>> begin DATA ROWS
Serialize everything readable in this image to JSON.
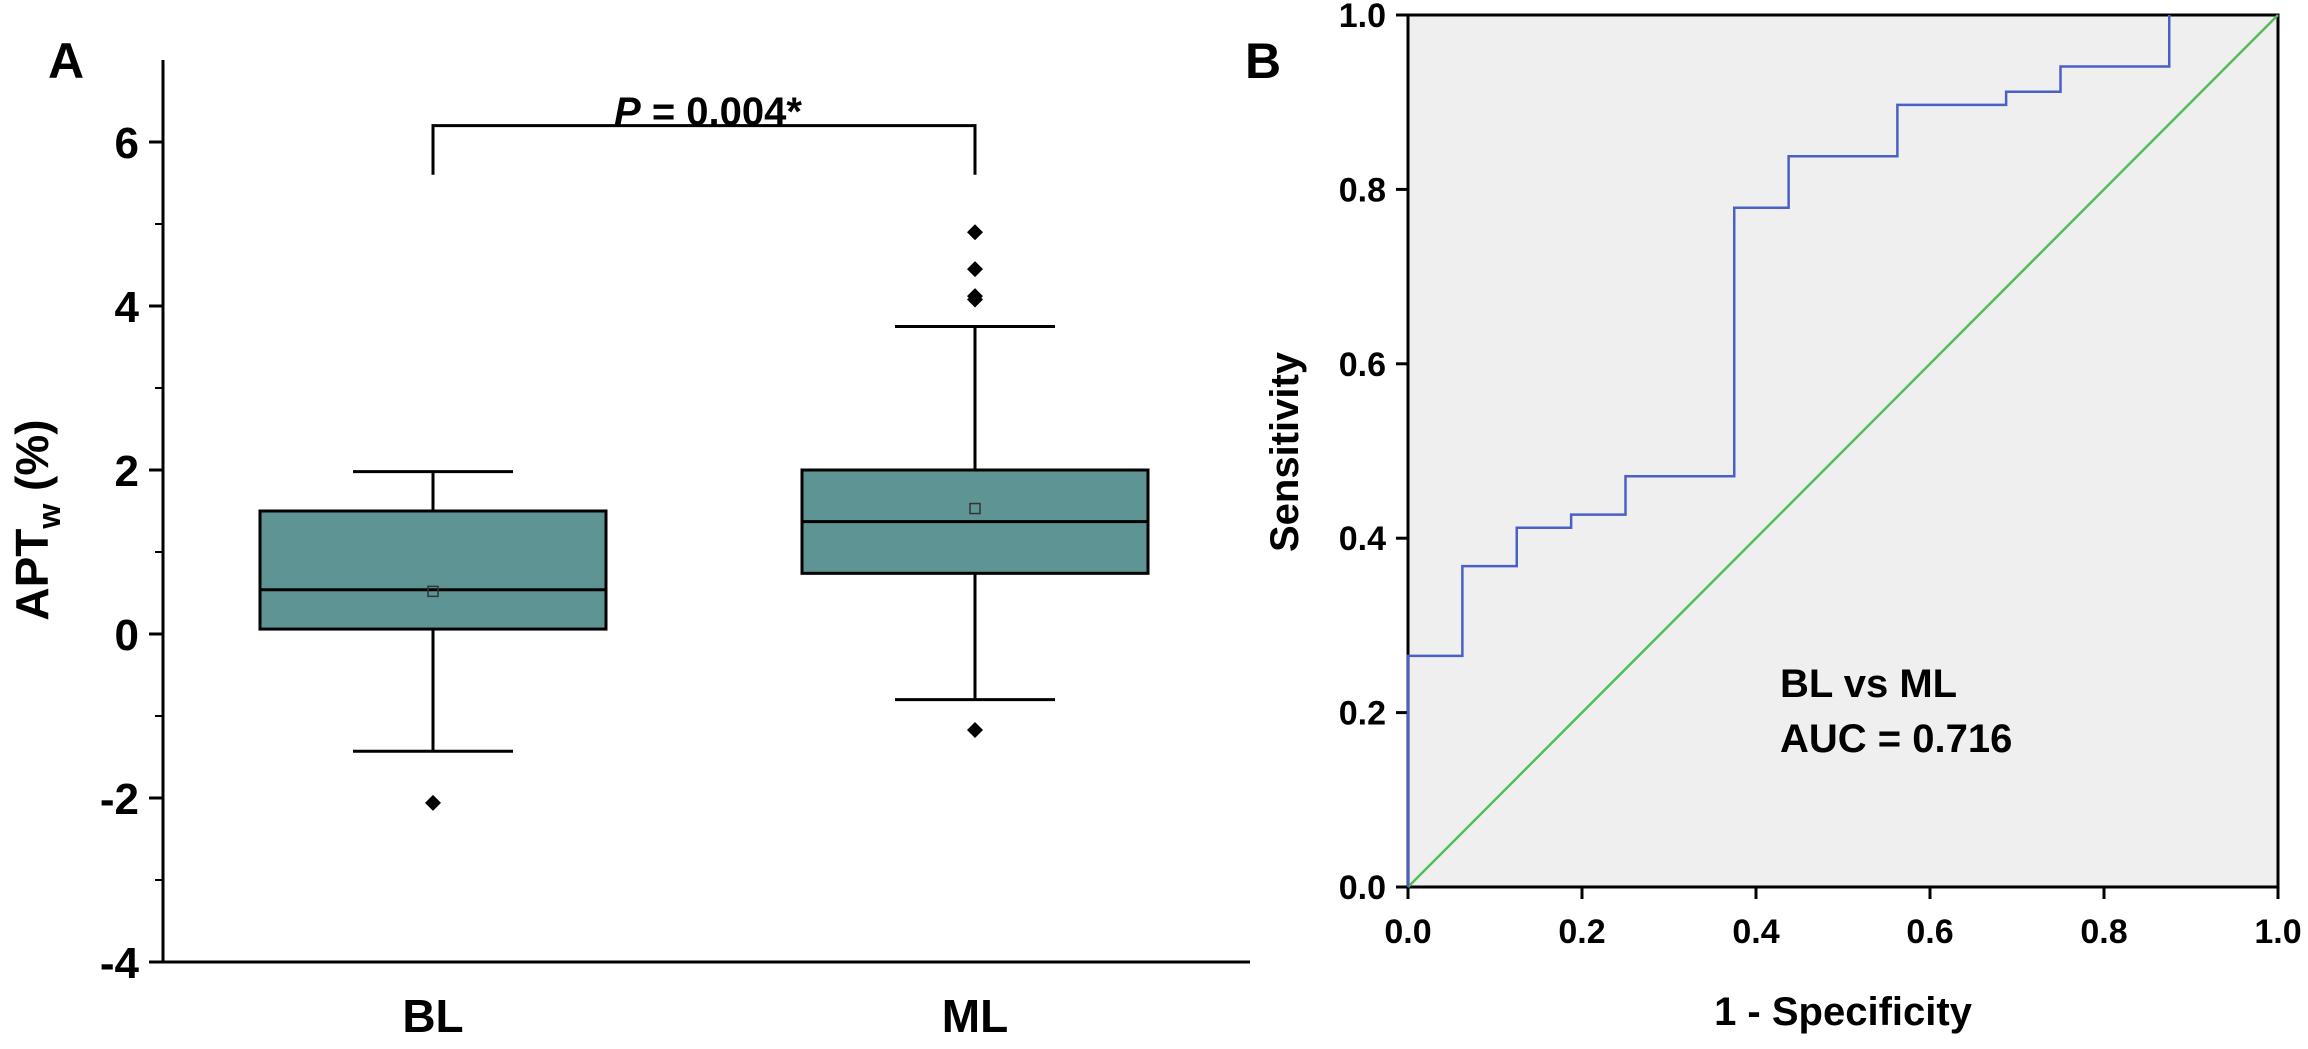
{
  "colors": {
    "box_fill": "#5f9494",
    "roc_line": "#4a60c8",
    "reference_line": "#4fbf5a",
    "plot_bg": "#efefef",
    "ink": "#000000"
  },
  "chart_data": [
    {
      "type": "box",
      "panel_label": "A",
      "title": "",
      "xlabel": "",
      "ylabel_main": "APT",
      "ylabel_sub": "w",
      "ylabel_suffix": " (%)",
      "ylim": [
        -4,
        7
      ],
      "yticks": [
        -4,
        -2,
        0,
        2,
        4,
        6
      ],
      "ytick_labels": [
        "-4",
        "-2",
        "0",
        "2",
        "4",
        "6"
      ],
      "categories": [
        "BL",
        "ML"
      ],
      "boxes": [
        {
          "label": "BL",
          "whisker_low": -1.43,
          "q1": 0.06,
          "median": 0.54,
          "q3": 1.5,
          "whisker_high": 1.98,
          "mean": 0.52,
          "outliers": [
            -2.06
          ]
        },
        {
          "label": "ML",
          "whisker_low": -0.8,
          "q1": 0.74,
          "median": 1.37,
          "q3": 2.0,
          "whisker_high": 3.75,
          "mean": 1.53,
          "outliers": [
            -1.17,
            4.08,
            4.12,
            4.45,
            4.9
          ]
        }
      ],
      "significance": {
        "p_prefix": "P",
        "p_rest": " = 0.004*",
        "from": "BL",
        "to": "ML",
        "y_bar": 6.2,
        "y_tick_end": 5.6
      }
    },
    {
      "type": "line",
      "panel_label": "B",
      "title": "",
      "xlabel": "1 - Specificity",
      "ylabel": "Sensitivity",
      "xlim": [
        0,
        1
      ],
      "ylim": [
        0,
        1
      ],
      "xticks": [
        0.0,
        0.2,
        0.4,
        0.6,
        0.8,
        1.0
      ],
      "yticks": [
        0.0,
        0.2,
        0.4,
        0.6,
        0.8,
        1.0
      ],
      "xtick_labels": [
        "0.0",
        "0.2",
        "0.4",
        "0.6",
        "0.8",
        "1.0"
      ],
      "ytick_labels": [
        "0.0",
        "0.2",
        "0.4",
        "0.6",
        "0.8",
        "1.0"
      ],
      "series": [
        {
          "name": "BL vs ML ROC",
          "x": [
            0.0,
            0.0,
            0.0625,
            0.0625,
            0.125,
            0.125,
            0.1875,
            0.1875,
            0.25,
            0.25,
            0.375,
            0.375,
            0.4375,
            0.4375,
            0.5625,
            0.5625,
            0.6875,
            0.6875,
            0.75,
            0.75,
            0.875,
            0.875
          ],
          "y": [
            0.0,
            0.265,
            0.265,
            0.368,
            0.368,
            0.412,
            0.412,
            0.427,
            0.427,
            0.471,
            0.471,
            0.779,
            0.779,
            0.838,
            0.838,
            0.897,
            0.897,
            0.912,
            0.912,
            0.941,
            0.941,
            1.0
          ]
        },
        {
          "name": "Reference line",
          "x": [
            0,
            1
          ],
          "y": [
            0,
            1
          ]
        }
      ],
      "annotation_line1": "BL vs ML",
      "annotation_line2": "AUC = 0.716"
    }
  ]
}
>> end DATA ROWS
§ TO DO
Print every entry exactly as written, without the pictures.

§ WRITTEN RESPONSE
Serialize everything readable in this image to JSON.
{
  "colors": {
    "box_fill": "#5f9494",
    "roc_line": "#4a60c8",
    "reference_line": "#4fbf5a",
    "plot_bg": "#efefef",
    "ink": "#000000"
  },
  "chart_data": [
    {
      "type": "box",
      "panel_label": "A",
      "title": "",
      "xlabel": "",
      "ylabel_main": "APT",
      "ylabel_sub": "w",
      "ylabel_suffix": " (%)",
      "ylim": [
        -4,
        7
      ],
      "yticks": [
        -4,
        -2,
        0,
        2,
        4,
        6
      ],
      "ytick_labels": [
        "-4",
        "-2",
        "0",
        "2",
        "4",
        "6"
      ],
      "categories": [
        "BL",
        "ML"
      ],
      "boxes": [
        {
          "label": "BL",
          "whisker_low": -1.43,
          "q1": 0.06,
          "median": 0.54,
          "q3": 1.5,
          "whisker_high": 1.98,
          "mean": 0.52,
          "outliers": [
            -2.06
          ]
        },
        {
          "label": "ML",
          "whisker_low": -0.8,
          "q1": 0.74,
          "median": 1.37,
          "q3": 2.0,
          "whisker_high": 3.75,
          "mean": 1.53,
          "outliers": [
            -1.17,
            4.08,
            4.12,
            4.45,
            4.9
          ]
        }
      ],
      "significance": {
        "p_prefix": "P",
        "p_rest": " = 0.004*",
        "from": "BL",
        "to": "ML",
        "y_bar": 6.2,
        "y_tick_end": 5.6
      }
    },
    {
      "type": "line",
      "panel_label": "B",
      "title": "",
      "xlabel": "1 - Specificity",
      "ylabel": "Sensitivity",
      "xlim": [
        0,
        1
      ],
      "ylim": [
        0,
        1
      ],
      "xticks": [
        0.0,
        0.2,
        0.4,
        0.6,
        0.8,
        1.0
      ],
      "yticks": [
        0.0,
        0.2,
        0.4,
        0.6,
        0.8,
        1.0
      ],
      "xtick_labels": [
        "0.0",
        "0.2",
        "0.4",
        "0.6",
        "0.8",
        "1.0"
      ],
      "ytick_labels": [
        "0.0",
        "0.2",
        "0.4",
        "0.6",
        "0.8",
        "1.0"
      ],
      "series": [
        {
          "name": "BL vs ML ROC",
          "x": [
            0.0,
            0.0,
            0.0625,
            0.0625,
            0.125,
            0.125,
            0.1875,
            0.1875,
            0.25,
            0.25,
            0.375,
            0.375,
            0.4375,
            0.4375,
            0.5625,
            0.5625,
            0.6875,
            0.6875,
            0.75,
            0.75,
            0.875,
            0.875
          ],
          "y": [
            0.0,
            0.265,
            0.265,
            0.368,
            0.368,
            0.412,
            0.412,
            0.427,
            0.427,
            0.471,
            0.471,
            0.779,
            0.779,
            0.838,
            0.838,
            0.897,
            0.897,
            0.912,
            0.912,
            0.941,
            0.941,
            1.0
          ]
        },
        {
          "name": "Reference line",
          "x": [
            0,
            1
          ],
          "y": [
            0,
            1
          ]
        }
      ],
      "annotation_line1": "BL vs ML",
      "annotation_line2": "AUC = 0.716"
    }
  ]
}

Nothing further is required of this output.